▶ [EXERCISE TASK] Report every line from the material that contains the word "Type".

▶ [MATERIALS PROVIDED]
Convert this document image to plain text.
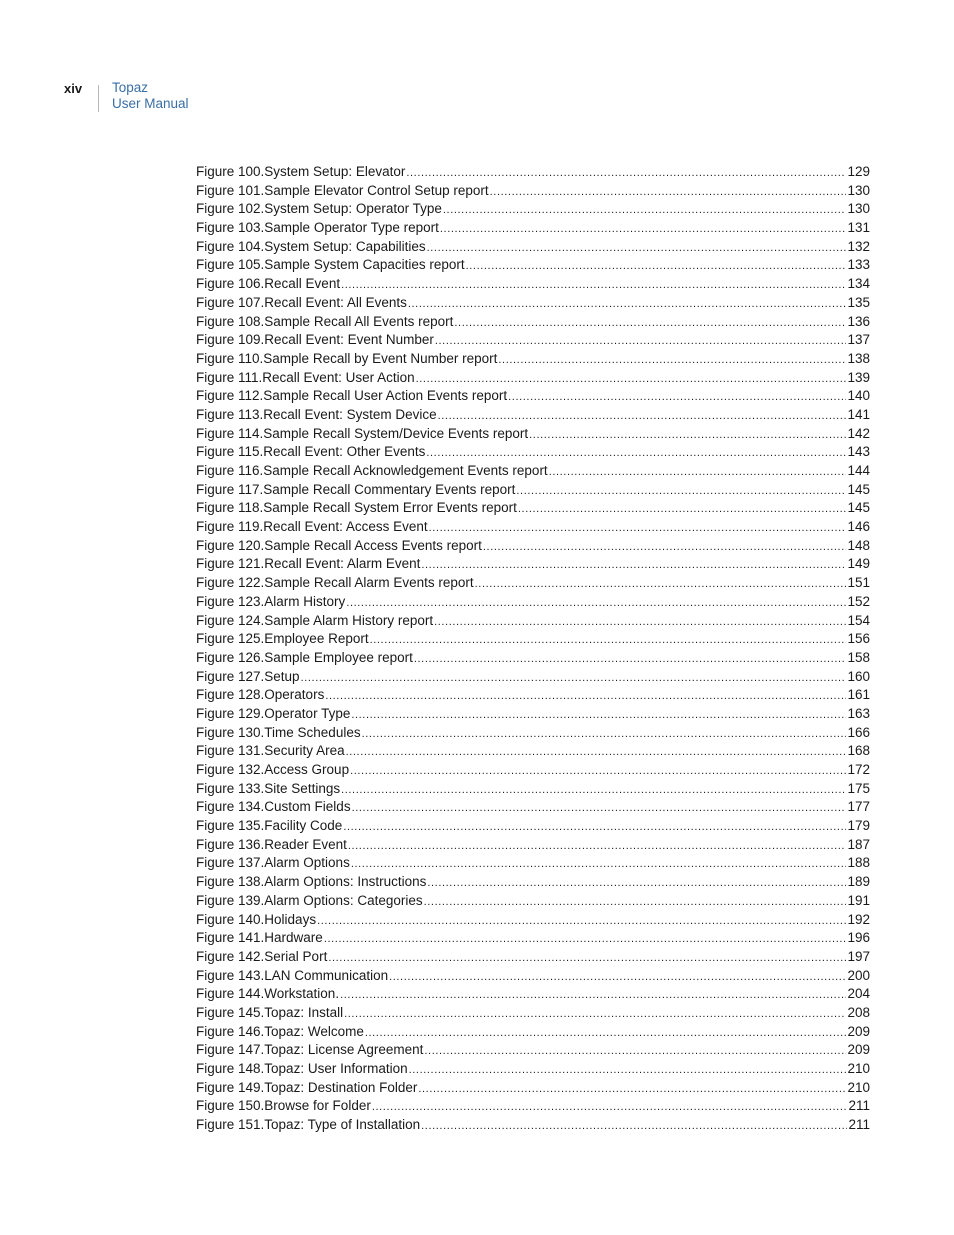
xiv Topaz
User Manual
Figure 100.System Setup: Elevator .....	129
Figure 101.Sample Elevator Control Setup report .....	130
Figure 102.System Setup: Operator Type .....	130
Figure 103.Sample Operator Type report .....	131
Figure 104.System Setup: Capabilities .....	132
Figure 105.Sample System Capacities report .....	133
Figure 106.Recall Event .....	134
Figure 107.Recall Event: All Events .....	135
Figure 108.Sample Recall All Events report .....	136
Figure 109.Recall Event: Event Number .....	137
Figure 110.Sample Recall by Event Number report .....	138
Figure 111.Recall Event: User Action .....	139
Figure 112.Sample Recall User Action Events report .....	140
Figure 113.Recall Event: System Device .....	141
Figure 114.Sample Recall System/Device Events report .....	142
Figure 115.Recall Event: Other Events .....	143
Figure 116.Sample Recall Acknowledgement Events report .....	144
Figure 117.Sample Recall Commentary Events report .....	145
Figure 118.Sample Recall System Error Events report .....	145
Figure 119.Recall Event: Access Event .....	146
Figure 120.Sample Recall Access Events report .....	148
Figure 121.Recall Event: Alarm Event .....	149
Figure 122.Sample Recall Alarm Events report .....	151
Figure 123.Alarm History .....	152
Figure 124.Sample Alarm History report .....	154
Figure 125.Employee Report .....	156
Figure 126.Sample Employee report .....	158
Figure 127.Setup .....	160
Figure 128.Operators .....	161
Figure 129.Operator Type .....	163
Figure 130.Time Schedules .....	166
Figure 131.Security Area .....	168
Figure 132.Access Group .....	172
Figure 133.Site Settings .....	175
Figure 134.Custom Fields .....	177
Figure 135.Facility Code .....	179
Figure 136.Reader Event .....	187
Figure 137.Alarm Options .....	188
Figure 138.Alarm Options: Instructions .....	189
Figure 139.Alarm Options: Categories .....	191
Figure 140.Holidays .....	192
Figure 141.Hardware .....	196
Figure 142.Serial Port .....	197
Figure 143.LAN Communication .....	200
Figure 144.Workstation. .....	204
Figure 145.Topaz: Install .....	208
Figure 146.Topaz: Welcome .....	209
Figure 147.Topaz: License Agreement .....	209
Figure 148.Topaz: User Information .....	210
Figure 149.Topaz: Destination Folder .....	210
Figure 150.Browse for Folder .....	211
Figure 151.Topaz: Type of Installation .....	211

▶ [TASK SOLUTION]
Figure 102.System Setup: Operator Type .....	130
Figure 103.Sample Operator Type report .....	131
Figure 129.Operator Type .....	163
Figure 151.Topaz: Type of Installation .....	211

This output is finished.